Source:
-- begin --

RFC: Optimizing stripDup()

2001-11-02 Thread diskot123

(Note that this implementation has chosen to force every key to have a
>value.   That's because it relies on empty to indicate that a key hasn't
>been defined yet.  If there was an atomic test for 'is-a-key' (is
there?)
>if someKey is among the lines of the keys of myArray
Actually it would probably be a lot faster to force every key to have a
dummy value. This is because if you have 10,000,000 keys and do a lookup,
lookup time should be extremely fast and constant on any key(0
milliseconds) because it's using a hash(ie. associative array) and MC can
either find it or it can't. On the other hand 'is among' would force MC
to try to match each and every line of the keys..until it finds it, and
if there are 10,000,000 keys it could take a while.

I agree though that it would be useful for MetaCard to return something
other than empty..if a key can't be found..to differentiate between the
empty and non existing case.

Tuviah
http://members.aol.com/tuvsnyder/



Archives: http://www.mail-archive.com/metacard@lists.runrev.com/
Info: http://www.xworlds.com/metacard/mailinglist.htm
Please send bug reports to <[EMAIL PROTECTED]>, not this list.




Re: RFC: Optimizing stripDup()

-- end --

Problem 1: Recast the rows, from the start down through the line containing "output-scrollbar[interactable] bbox=[1174, 675, 1188, 779]", as a JSON list of strings with one string per line and blank lines left out.
The MetaCard thread and the rows that follow it are unrelated material.

Material:
-- begin --

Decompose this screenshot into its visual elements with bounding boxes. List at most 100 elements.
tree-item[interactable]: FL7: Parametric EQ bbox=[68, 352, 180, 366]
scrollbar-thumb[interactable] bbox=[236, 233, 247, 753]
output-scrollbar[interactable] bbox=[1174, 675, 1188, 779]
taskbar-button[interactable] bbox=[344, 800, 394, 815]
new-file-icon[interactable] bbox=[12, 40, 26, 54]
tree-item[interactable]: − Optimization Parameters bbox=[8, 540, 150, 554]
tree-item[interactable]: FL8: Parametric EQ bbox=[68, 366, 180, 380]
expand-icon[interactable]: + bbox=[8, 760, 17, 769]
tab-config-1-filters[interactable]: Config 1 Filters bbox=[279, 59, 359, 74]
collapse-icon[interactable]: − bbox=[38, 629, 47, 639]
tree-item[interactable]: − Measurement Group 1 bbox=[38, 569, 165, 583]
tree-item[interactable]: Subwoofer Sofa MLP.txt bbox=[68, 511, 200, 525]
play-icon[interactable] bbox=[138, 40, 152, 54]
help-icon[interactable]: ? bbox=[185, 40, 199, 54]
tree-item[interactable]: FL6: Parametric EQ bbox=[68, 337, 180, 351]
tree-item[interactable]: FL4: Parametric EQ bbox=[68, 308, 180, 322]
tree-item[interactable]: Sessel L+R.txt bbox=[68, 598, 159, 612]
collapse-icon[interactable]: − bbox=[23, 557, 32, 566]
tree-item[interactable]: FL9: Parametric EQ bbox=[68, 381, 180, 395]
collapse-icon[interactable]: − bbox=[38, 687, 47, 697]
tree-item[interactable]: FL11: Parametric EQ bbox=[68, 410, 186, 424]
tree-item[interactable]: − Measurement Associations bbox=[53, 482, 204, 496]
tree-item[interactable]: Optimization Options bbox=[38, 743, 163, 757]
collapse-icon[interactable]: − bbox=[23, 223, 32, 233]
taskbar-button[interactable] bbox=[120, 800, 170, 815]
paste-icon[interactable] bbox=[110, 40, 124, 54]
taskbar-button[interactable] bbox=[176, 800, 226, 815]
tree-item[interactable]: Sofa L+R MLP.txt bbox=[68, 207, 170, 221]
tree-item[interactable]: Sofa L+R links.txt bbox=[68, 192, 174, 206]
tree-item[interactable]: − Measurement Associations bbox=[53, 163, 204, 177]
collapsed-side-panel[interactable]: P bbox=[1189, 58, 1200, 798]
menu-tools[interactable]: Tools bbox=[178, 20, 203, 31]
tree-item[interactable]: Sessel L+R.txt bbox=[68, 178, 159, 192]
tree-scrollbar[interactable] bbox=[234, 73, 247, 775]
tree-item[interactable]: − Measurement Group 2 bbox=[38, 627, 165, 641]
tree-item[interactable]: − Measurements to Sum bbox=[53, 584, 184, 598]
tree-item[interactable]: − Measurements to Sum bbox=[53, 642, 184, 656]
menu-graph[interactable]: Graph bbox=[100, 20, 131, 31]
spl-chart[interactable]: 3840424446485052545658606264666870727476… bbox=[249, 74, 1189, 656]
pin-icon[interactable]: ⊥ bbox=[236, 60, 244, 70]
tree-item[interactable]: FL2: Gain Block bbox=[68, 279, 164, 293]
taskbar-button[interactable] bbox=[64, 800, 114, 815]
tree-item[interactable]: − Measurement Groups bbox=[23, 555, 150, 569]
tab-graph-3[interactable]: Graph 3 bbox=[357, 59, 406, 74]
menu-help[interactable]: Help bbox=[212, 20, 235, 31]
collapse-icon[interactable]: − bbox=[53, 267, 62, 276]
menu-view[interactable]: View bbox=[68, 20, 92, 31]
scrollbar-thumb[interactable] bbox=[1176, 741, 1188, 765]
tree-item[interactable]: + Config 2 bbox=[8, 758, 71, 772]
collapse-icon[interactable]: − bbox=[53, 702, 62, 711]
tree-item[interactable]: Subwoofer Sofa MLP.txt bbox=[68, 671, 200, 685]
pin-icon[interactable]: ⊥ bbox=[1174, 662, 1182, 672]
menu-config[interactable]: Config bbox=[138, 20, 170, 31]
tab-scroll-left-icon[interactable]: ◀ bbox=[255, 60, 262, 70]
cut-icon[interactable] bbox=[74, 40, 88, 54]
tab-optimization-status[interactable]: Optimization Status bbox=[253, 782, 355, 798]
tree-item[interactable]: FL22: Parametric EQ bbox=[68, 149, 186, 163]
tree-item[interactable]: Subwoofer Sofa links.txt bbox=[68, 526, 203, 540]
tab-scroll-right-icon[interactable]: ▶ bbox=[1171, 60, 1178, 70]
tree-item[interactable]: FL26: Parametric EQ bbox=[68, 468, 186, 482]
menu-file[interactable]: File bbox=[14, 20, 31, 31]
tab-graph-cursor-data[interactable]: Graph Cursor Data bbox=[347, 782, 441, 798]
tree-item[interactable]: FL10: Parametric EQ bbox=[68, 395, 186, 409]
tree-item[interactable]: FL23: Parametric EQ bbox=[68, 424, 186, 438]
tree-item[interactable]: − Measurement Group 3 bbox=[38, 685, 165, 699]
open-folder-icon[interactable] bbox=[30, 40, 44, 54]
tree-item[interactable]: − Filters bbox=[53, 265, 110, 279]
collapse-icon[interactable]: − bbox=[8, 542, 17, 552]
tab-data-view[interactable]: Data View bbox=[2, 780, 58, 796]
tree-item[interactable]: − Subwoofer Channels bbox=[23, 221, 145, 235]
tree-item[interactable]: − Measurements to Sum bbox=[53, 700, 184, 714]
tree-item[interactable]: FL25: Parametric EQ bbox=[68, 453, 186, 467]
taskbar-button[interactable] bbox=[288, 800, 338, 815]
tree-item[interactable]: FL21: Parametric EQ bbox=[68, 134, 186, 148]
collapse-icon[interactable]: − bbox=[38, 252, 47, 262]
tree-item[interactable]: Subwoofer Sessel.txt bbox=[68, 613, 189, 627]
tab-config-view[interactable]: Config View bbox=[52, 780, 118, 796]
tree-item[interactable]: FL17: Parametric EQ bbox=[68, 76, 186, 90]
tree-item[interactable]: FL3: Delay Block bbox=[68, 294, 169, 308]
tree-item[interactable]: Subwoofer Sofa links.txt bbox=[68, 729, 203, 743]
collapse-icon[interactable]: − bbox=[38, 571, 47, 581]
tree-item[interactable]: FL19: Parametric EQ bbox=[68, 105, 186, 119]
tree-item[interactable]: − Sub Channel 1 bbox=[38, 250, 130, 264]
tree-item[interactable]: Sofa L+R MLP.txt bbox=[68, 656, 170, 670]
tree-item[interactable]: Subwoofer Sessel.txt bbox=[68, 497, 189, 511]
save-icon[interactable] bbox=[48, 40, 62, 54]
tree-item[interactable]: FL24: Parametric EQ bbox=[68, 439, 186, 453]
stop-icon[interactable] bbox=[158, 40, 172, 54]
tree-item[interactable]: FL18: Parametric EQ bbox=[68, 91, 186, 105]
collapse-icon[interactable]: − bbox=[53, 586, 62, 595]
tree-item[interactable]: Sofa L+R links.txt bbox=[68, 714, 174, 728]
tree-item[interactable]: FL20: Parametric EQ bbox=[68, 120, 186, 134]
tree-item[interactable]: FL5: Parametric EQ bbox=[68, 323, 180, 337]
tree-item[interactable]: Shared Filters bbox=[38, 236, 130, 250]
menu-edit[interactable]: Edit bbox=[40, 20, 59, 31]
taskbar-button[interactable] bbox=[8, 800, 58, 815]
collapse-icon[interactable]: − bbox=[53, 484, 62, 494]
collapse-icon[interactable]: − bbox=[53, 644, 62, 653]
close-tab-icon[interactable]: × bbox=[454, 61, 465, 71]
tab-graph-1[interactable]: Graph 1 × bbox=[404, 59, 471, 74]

-- end --

Problem 2: Repeat word for word the passage in the MetaCard thread running from "Archives: http://www.mail-archive.com/metacard@lists.runrev.com/" down to "not this list.".

Correct result 1:
[
  "Decompose this screenshot into its visual elements with bounding boxes. List at most 100 elements.",
  "tree-item[interactable]: FL7: Parametric EQ bbox=[68, 352, 180, 366]",
  "scrollbar-thumb[interactable] bbox=[236, 233, 247, 753]",
  "output-scrollbar[interactable] bbox=[1174, 675, 1188, 779]"
]

Correct result 2:
Archives: http://www.mail-archive.com/metacard@lists.runrev.com/
Info: http://www.xworlds.com/metacard/mailinglist.htm
Please send bug reports to <[EMAIL PROTECTED]>, not this list.